Extracted records
==========

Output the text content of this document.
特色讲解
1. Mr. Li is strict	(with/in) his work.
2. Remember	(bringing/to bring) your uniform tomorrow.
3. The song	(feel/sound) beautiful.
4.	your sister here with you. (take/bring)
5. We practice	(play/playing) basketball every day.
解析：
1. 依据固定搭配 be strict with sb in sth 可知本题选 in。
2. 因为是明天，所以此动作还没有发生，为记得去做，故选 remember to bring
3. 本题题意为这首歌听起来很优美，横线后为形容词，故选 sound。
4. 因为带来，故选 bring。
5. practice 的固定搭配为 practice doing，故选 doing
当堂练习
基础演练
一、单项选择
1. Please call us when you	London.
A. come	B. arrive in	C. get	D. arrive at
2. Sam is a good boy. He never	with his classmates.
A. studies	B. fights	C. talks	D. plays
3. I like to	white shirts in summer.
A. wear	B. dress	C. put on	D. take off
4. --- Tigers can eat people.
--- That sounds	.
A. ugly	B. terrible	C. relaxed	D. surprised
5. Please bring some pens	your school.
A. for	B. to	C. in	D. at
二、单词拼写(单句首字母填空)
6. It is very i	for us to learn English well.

==========

#### Task details
Determine how many lines of the records above contain the word "strict", and report only that number.

#### Exercise result
2